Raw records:
*****

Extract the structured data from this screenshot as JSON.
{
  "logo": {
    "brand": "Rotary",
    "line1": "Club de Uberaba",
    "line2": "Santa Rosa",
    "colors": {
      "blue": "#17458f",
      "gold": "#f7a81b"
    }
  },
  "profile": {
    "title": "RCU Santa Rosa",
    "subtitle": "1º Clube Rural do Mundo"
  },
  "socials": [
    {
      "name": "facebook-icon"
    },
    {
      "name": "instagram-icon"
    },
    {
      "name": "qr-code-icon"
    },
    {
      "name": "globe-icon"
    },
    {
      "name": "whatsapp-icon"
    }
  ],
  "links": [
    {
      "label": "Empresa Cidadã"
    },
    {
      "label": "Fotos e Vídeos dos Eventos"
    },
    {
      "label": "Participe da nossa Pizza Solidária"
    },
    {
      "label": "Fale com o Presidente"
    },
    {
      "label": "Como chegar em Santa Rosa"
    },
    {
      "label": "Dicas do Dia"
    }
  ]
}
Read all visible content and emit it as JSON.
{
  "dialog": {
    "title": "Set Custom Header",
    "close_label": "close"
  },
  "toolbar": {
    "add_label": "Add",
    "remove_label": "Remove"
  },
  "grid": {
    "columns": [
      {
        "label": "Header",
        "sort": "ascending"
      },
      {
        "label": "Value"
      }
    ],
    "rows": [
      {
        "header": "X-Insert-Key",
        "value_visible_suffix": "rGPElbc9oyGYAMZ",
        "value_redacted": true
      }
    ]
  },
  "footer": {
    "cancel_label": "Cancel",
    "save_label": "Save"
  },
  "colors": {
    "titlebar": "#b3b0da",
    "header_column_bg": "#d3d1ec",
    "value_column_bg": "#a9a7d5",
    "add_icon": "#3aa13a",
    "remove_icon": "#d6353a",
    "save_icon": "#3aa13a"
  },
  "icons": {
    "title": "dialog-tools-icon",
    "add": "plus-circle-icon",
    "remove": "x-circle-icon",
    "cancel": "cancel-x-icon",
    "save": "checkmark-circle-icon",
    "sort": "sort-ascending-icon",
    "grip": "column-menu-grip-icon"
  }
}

*****

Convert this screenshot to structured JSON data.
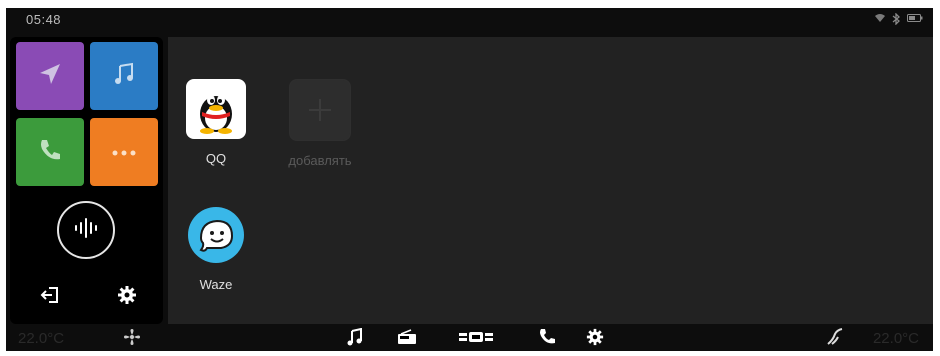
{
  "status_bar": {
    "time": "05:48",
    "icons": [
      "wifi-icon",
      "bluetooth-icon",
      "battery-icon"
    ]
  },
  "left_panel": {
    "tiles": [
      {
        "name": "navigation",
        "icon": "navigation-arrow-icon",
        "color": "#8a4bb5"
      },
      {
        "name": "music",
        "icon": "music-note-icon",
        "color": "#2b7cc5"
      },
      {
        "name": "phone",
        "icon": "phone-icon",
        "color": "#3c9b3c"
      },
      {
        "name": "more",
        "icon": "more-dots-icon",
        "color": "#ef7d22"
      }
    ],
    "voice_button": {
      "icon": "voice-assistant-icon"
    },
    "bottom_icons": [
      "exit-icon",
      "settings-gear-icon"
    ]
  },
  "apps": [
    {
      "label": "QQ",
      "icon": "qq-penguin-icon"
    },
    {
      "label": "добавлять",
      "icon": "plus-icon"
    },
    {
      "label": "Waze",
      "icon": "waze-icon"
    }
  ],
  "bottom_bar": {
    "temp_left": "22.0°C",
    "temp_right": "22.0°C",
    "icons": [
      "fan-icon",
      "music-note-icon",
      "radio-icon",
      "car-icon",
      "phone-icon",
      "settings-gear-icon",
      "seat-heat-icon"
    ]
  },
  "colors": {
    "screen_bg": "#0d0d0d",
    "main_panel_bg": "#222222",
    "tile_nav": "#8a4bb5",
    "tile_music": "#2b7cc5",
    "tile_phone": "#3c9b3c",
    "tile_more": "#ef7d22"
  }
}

*****

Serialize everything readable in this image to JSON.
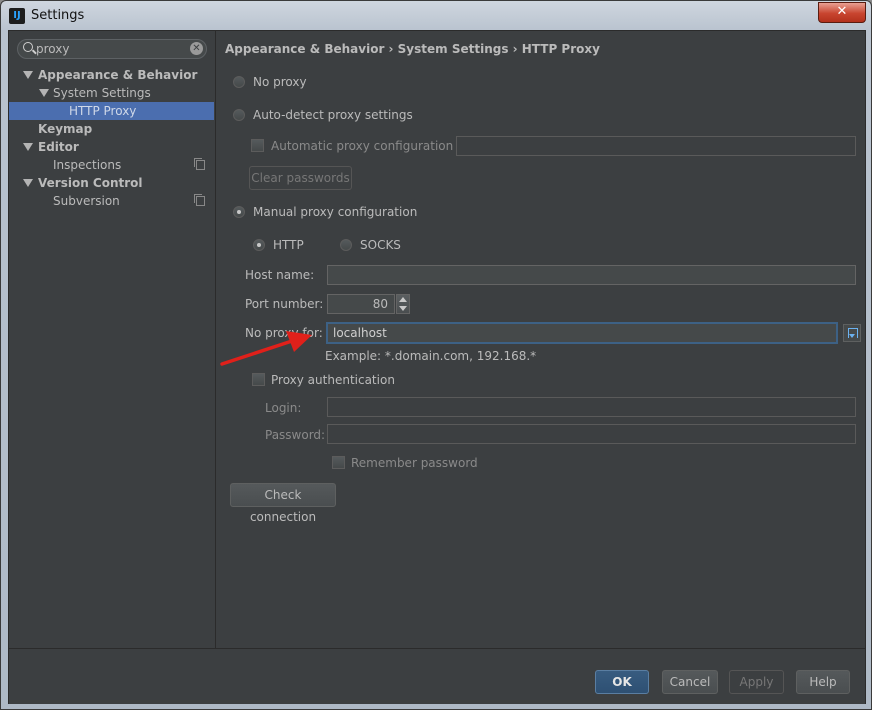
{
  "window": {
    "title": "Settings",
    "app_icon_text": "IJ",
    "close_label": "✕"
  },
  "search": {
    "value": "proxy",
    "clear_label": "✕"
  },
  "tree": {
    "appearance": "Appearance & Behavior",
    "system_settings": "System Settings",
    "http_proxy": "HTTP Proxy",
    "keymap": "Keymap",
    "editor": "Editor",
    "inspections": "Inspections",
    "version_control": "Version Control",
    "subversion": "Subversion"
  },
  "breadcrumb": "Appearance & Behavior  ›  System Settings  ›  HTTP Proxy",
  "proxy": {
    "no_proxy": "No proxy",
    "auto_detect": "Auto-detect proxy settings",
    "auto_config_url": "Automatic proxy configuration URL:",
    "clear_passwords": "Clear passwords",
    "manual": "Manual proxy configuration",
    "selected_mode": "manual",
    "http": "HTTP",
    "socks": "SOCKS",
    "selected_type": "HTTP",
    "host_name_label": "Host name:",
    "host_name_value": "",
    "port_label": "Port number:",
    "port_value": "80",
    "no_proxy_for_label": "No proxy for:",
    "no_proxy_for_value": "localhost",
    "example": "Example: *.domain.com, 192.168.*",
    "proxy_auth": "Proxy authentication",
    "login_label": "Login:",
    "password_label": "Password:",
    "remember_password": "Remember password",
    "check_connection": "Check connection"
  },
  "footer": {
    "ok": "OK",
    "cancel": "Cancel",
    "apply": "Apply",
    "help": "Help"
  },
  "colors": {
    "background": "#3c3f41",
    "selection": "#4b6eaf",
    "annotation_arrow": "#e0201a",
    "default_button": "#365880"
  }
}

*****

To be done »
Look through the entries above and report each line where the string "manual" occurs.

Finished exercise »
    "manual": "Manual proxy configuration",
    "selected_mode": "manual",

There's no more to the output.